TASK DESCRIPTION: Work out how many lines in the entries below include the word "πόδι". Give nothing but the number.
— Begin DATA SUPPLIED —
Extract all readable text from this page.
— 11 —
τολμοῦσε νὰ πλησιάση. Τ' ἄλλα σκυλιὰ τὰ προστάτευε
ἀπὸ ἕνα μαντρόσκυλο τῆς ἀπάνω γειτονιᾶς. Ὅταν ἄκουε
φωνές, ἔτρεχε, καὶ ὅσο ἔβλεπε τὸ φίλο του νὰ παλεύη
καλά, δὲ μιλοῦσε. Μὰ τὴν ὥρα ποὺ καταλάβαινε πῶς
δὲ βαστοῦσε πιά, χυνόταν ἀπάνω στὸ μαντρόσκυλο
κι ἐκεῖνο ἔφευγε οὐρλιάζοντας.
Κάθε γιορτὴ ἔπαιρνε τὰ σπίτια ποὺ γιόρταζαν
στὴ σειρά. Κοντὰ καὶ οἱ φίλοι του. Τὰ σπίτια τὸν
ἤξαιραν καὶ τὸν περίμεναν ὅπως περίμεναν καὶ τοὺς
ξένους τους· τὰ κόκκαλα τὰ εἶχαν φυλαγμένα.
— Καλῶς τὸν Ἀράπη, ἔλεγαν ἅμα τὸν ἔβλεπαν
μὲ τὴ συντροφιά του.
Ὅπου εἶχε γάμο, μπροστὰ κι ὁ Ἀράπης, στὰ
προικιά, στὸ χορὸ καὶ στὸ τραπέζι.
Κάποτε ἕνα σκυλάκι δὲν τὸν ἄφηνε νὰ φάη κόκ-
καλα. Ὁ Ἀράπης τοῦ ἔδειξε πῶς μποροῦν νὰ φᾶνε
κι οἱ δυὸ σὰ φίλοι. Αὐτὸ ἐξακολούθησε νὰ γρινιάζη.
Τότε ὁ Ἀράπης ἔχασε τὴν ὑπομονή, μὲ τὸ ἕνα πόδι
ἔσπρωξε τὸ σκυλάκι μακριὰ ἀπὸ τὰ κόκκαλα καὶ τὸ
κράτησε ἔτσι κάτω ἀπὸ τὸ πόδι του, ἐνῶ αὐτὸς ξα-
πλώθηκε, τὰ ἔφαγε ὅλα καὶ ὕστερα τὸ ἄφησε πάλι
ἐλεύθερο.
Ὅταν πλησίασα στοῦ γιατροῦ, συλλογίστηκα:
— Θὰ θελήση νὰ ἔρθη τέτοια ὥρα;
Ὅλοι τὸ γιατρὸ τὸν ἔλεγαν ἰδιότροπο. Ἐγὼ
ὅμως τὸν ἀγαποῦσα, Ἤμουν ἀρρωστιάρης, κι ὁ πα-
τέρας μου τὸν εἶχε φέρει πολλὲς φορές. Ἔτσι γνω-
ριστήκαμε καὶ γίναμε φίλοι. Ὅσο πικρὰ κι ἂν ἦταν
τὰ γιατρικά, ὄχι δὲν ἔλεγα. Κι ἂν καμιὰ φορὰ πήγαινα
— End DATA SUPPLIED —
THE COMPLETED TASK: 2